[Layout dataset entries]
* start *

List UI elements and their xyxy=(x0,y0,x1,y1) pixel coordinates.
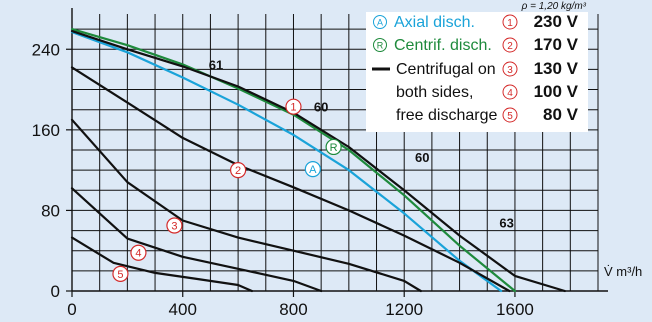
series-curve xyxy=(70,187,323,293)
curve-marker-symbol: 2 xyxy=(235,165,241,177)
legend-background xyxy=(366,12,588,132)
legend-voltage-label: 80 V xyxy=(543,105,579,124)
x-axis-label: V̇ m³/h xyxy=(604,264,642,279)
x-tick-label: 800 xyxy=(279,300,307,319)
density-note: ρ = 1,20 kg/m³ xyxy=(521,1,587,12)
curve-marker-symbol: 1 xyxy=(290,102,296,114)
legend-voltage-marker: 3 xyxy=(507,65,513,76)
legend-voltage-marker: 5 xyxy=(507,111,513,122)
curve-marker-circle xyxy=(285,98,302,115)
curve-marker-symbol: 3 xyxy=(171,221,177,233)
x-tick-label: 1600 xyxy=(496,300,534,319)
series-curve xyxy=(70,66,511,293)
legend-label: free discharge xyxy=(396,107,497,124)
legend-voltage-marker: 4 xyxy=(507,88,513,99)
legend-symbol-circle xyxy=(373,38,387,52)
sound-level-label: 63 xyxy=(499,216,513,231)
legend-symbol: R xyxy=(377,41,384,51)
series-curve xyxy=(70,236,253,293)
legend-symbol-circle xyxy=(373,15,387,29)
series-curve xyxy=(70,118,422,293)
curve-marker-symbol: 5 xyxy=(117,269,123,281)
legend-voltage-label: 230 V xyxy=(534,12,579,31)
legend-label: Axial disch. xyxy=(394,14,475,31)
curve-marker-circle xyxy=(230,162,247,179)
legend-voltage-label: 130 V xyxy=(534,59,579,78)
y-tick-label: 80 xyxy=(41,201,60,220)
legend-voltage-marker: 1 xyxy=(507,18,513,29)
legend-voltage-circle xyxy=(502,61,518,77)
legend-label: Centrif. disch. xyxy=(394,37,492,54)
series-curve xyxy=(70,30,566,293)
x-tick-label: 0 xyxy=(67,300,76,319)
legend-voltage-circle xyxy=(502,14,518,30)
series-curve xyxy=(70,30,503,293)
curve-marker-symbol: 4 xyxy=(135,248,141,260)
sound-level-label: 61 xyxy=(209,57,223,72)
legend-voltage-marker: 2 xyxy=(507,41,513,52)
y-tick-label: 160 xyxy=(32,121,60,140)
y-tick-label: 240 xyxy=(32,40,60,59)
legend-voltage-label: 170 V xyxy=(534,35,579,54)
chart-legend: ρ = 1,20 kg/m³ A Axial disch. R Centrif. di… xyxy=(366,1,588,132)
curve-marker-circle xyxy=(304,161,321,178)
sound-level-label: 60 xyxy=(415,150,429,165)
curve-marker-circle xyxy=(325,138,342,156)
legend-label: Centrifugal on xyxy=(396,61,496,78)
y-tick-label: 0 xyxy=(51,282,60,301)
curve-marker-symbol: A xyxy=(309,164,317,176)
curve-marker-symbol: R xyxy=(330,142,338,154)
curve-marker-circle xyxy=(130,244,147,261)
curve-marker-circle xyxy=(112,265,129,282)
sound-level-label: 60 xyxy=(314,100,328,115)
x-tick-label: 400 xyxy=(169,300,197,319)
legend-voltage-circle xyxy=(502,37,518,53)
legend-label: both sides, xyxy=(396,84,473,101)
chart-grid xyxy=(72,14,599,291)
curve-marker-circle xyxy=(166,217,183,234)
legend-voltage-label: 100 V xyxy=(534,82,579,101)
legend-symbol: A xyxy=(377,18,383,28)
legend-voltage-circle xyxy=(502,84,518,100)
x-tick-label: 1200 xyxy=(385,300,423,319)
legend-voltage-circle xyxy=(502,107,518,123)
chart-series xyxy=(70,28,566,293)
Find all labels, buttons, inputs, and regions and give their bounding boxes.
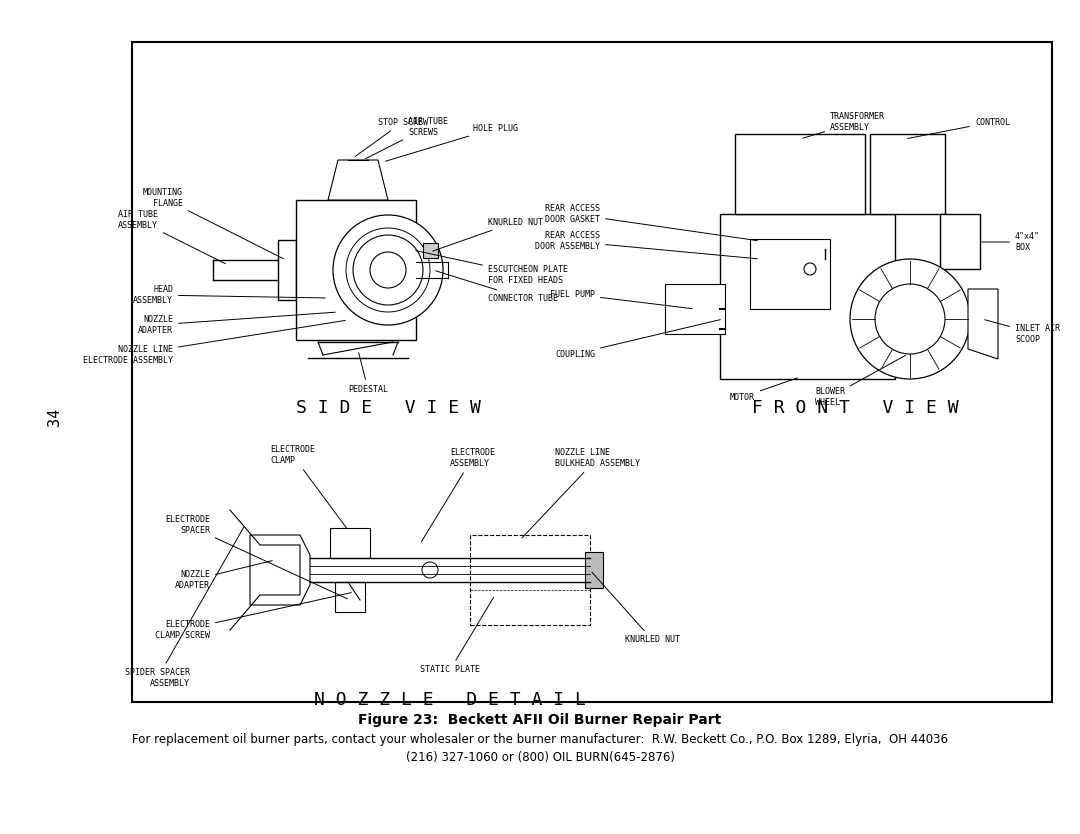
Circle shape xyxy=(804,263,816,275)
Text: INLET AIR
SCOOP: INLET AIR SCOOP xyxy=(985,319,1059,344)
Bar xyxy=(870,134,945,214)
Circle shape xyxy=(850,259,970,379)
Text: 34: 34 xyxy=(48,408,63,426)
Text: 4"x4"
BOX: 4"x4" BOX xyxy=(981,233,1040,252)
Bar xyxy=(423,243,438,258)
Text: NOZZLE LINE
BULKHEAD ASSEMBLY: NOZZLE LINE BULKHEAD ASSEMBLY xyxy=(522,449,640,538)
Circle shape xyxy=(353,235,423,305)
Polygon shape xyxy=(968,289,998,359)
Text: REAR ACCESS
DOOR ASSEMBLY: REAR ACCESS DOOR ASSEMBLY xyxy=(535,231,757,259)
Circle shape xyxy=(422,562,438,578)
Text: ELECTRODE
CLAMP: ELECTRODE CLAMP xyxy=(270,445,347,528)
Text: F R O N T   V I E W: F R O N T V I E W xyxy=(752,399,958,417)
Text: COUPLING: COUPLING xyxy=(555,319,720,359)
Bar xyxy=(278,240,296,300)
Polygon shape xyxy=(249,535,310,605)
Bar xyxy=(720,214,895,379)
Text: FUEL PUMP: FUEL PUMP xyxy=(550,289,692,309)
Text: KNURLED NUT: KNURLED NUT xyxy=(433,218,543,251)
Circle shape xyxy=(875,284,945,354)
Text: SPIDER SPACER
ASSEMBLY: SPIDER SPACER ASSEMBLY xyxy=(125,527,244,688)
Text: AIR TUBE
SCREWS: AIR TUBE SCREWS xyxy=(365,118,448,158)
Bar xyxy=(330,528,370,558)
Text: NOZZLE
ADAPTER: NOZZLE ADAPTER xyxy=(175,560,272,590)
Bar xyxy=(470,535,590,625)
Bar xyxy=(750,239,831,309)
Text: ELECTRODE
SPACER: ELECTRODE SPACER xyxy=(165,515,348,599)
Text: BLOWER
WHEEL: BLOWER WHEEL xyxy=(815,355,905,407)
Polygon shape xyxy=(328,160,388,200)
Text: MOUNTING
FLANGE: MOUNTING FLANGE xyxy=(143,188,284,259)
Text: ESCUTCHEON PLATE
FOR FIXED HEADS: ESCUTCHEON PLATE FOR FIXED HEADS xyxy=(416,250,568,284)
Bar xyxy=(296,200,416,340)
Circle shape xyxy=(370,252,406,288)
Text: NOZZLE
ADAPTER: NOZZLE ADAPTER xyxy=(138,312,335,334)
Text: ELECTRODE
ASSEMBLY: ELECTRODE ASSEMBLY xyxy=(421,449,495,541)
Bar xyxy=(335,582,365,612)
Text: ELECTRODE
CLAMP SCREW: ELECTRODE CLAMP SCREW xyxy=(156,593,351,640)
Text: AIR TUBE
ASSEMBLY: AIR TUBE ASSEMBLY xyxy=(118,210,226,264)
Text: REAR ACCESS
DOOR GASKET: REAR ACCESS DOOR GASKET xyxy=(545,204,757,240)
Text: N O Z Z L E   D E T A I L: N O Z Z L E D E T A I L xyxy=(314,691,586,709)
Bar xyxy=(665,284,725,334)
Text: (216) 327-1060 or (800) OIL BURN(645-2876): (216) 327-1060 or (800) OIL BURN(645-287… xyxy=(405,751,675,765)
Text: TRANSFORMER
ASSEMBLY: TRANSFORMER ASSEMBLY xyxy=(802,113,885,138)
Text: STOP SCREW: STOP SCREW xyxy=(355,118,428,157)
Bar xyxy=(735,134,865,214)
Text: MOTOR: MOTOR xyxy=(730,378,797,401)
Text: HEAD
ASSEMBLY: HEAD ASSEMBLY xyxy=(133,285,325,304)
Text: CONNECTOR TUBE: CONNECTOR TUBE xyxy=(435,271,558,303)
Text: S I D E   V I E W: S I D E V I E W xyxy=(296,399,481,417)
Bar xyxy=(585,552,603,588)
Text: KNURLED NUT: KNURLED NUT xyxy=(592,572,680,645)
Bar xyxy=(940,214,980,269)
Bar xyxy=(132,42,1052,702)
Text: CONTROL: CONTROL xyxy=(907,118,1010,138)
Text: Figure 23:  Beckett AFII Oil Burner Repair Part: Figure 23: Beckett AFII Oil Burner Repai… xyxy=(359,713,721,727)
Text: STATIC PLATE: STATIC PLATE xyxy=(420,597,494,675)
Text: For replacement oil burner parts, contact your wholesaler or the burner manufact: For replacement oil burner parts, contac… xyxy=(132,733,948,746)
Text: NOZZLE LINE
ELECTRODE ASSEMBLY: NOZZLE LINE ELECTRODE ASSEMBLY xyxy=(83,320,346,364)
Circle shape xyxy=(333,215,443,325)
Text: PEDESTAL: PEDESTAL xyxy=(348,353,388,394)
Text: HOLE PLUG: HOLE PLUG xyxy=(386,123,518,161)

* end *

• Do this: Copy out everything from the line containing "series-curve xyxy=(70,187,323,293)" down to the line containing "x-tick-label: 400 xyxy=(169,300,197,319)", keeping each line unchanged.

• Complete answer:
series-curve xyxy=(70,187,323,293)
curve-marker-symbol: 2 xyxy=(235,165,241,177)
legend-background xyxy=(366,12,588,132)
legend-voltage-label: 80 V xyxy=(543,105,579,124)
x-axis-label: V̇ m³/h xyxy=(604,264,642,279)
x-tick-label: 800 xyxy=(279,300,307,319)
density-note: ρ = 1,20 kg/m³ xyxy=(521,1,587,12)
curve-marker-symbol: 1 xyxy=(290,102,296,114)
legend-voltage-marker: 3 xyxy=(507,65,513,76)
legend-voltage-marker: 5 xyxy=(507,111,513,122)
curve-marker-circle xyxy=(285,98,302,115)
curve-marker-symbol: 3 xyxy=(171,221,177,233)
x-tick-label: 1600 xyxy=(496,300,534,319)
series-curve xyxy=(70,66,511,293)
legend-label: free discharge xyxy=(396,107,497,124)
legend-voltage-marker: 4 xyxy=(507,88,513,99)
legend-symbol-circle xyxy=(373,38,387,52)
sound-level-label: 63 xyxy=(499,216,513,231)
legend-symbol: R xyxy=(377,41,384,51)
series-curve xyxy=(70,236,253,293)
legend-symbol-circle xyxy=(373,15,387,29)
series-curve xyxy=(70,118,422,293)
curve-marker-symbol: 5 xyxy=(117,269,123,281)
legend-voltage-label: 230 V xyxy=(534,12,579,31)
legend-label: Axial disch. xyxy=(394,14,475,31)
curve-marker-circle xyxy=(230,162,247,179)
legend-voltage-label: 130 V xyxy=(534,59,579,78)
y-tick-label: 80 xyxy=(41,201,60,220)
legend-voltage-marker: 1 xyxy=(507,18,513,29)
legend-voltage-circle xyxy=(502,61,518,77)
legend-label: Centrif. disch. xyxy=(394,37,492,54)
series-curve xyxy=(70,30,566,293)
x-tick-label: 0 xyxy=(67,300,76,319)
legend-voltage-circle xyxy=(502,14,518,30)
series-curve xyxy=(70,30,503,293)
curve-marker-symbol: 4 xyxy=(135,248,141,260)
sound-level-label: 61 xyxy=(209,57,223,72)
legend-voltage-marker: 2 xyxy=(507,41,513,52)
y-tick-label: 160 xyxy=(32,121,60,140)
y-tick-label: 240 xyxy=(32,40,60,59)
legend-voltage-label: 170 V xyxy=(534,35,579,54)
chart-legend: ρ = 1,20 kg/m³ A Axial disch. R Centrif. di… xyxy=(366,1,588,132)
curve-marker-circle xyxy=(304,161,321,178)
sound-level-label: 60 xyxy=(415,150,429,165)
curve-marker-circle xyxy=(325,138,342,156)
legend-label: Centrifugal on xyxy=(396,61,496,78)
y-tick-label: 0 xyxy=(51,282,60,301)
curve-marker-symbol: A xyxy=(309,164,317,176)
curve-marker-symbol: R xyxy=(330,142,338,154)
curve-marker-circle xyxy=(130,244,147,261)
curve-marker-circle xyxy=(112,265,129,282)
sound-level-label: 60 xyxy=(314,100,328,115)
x-tick-label: 400 xyxy=(169,300,197,319)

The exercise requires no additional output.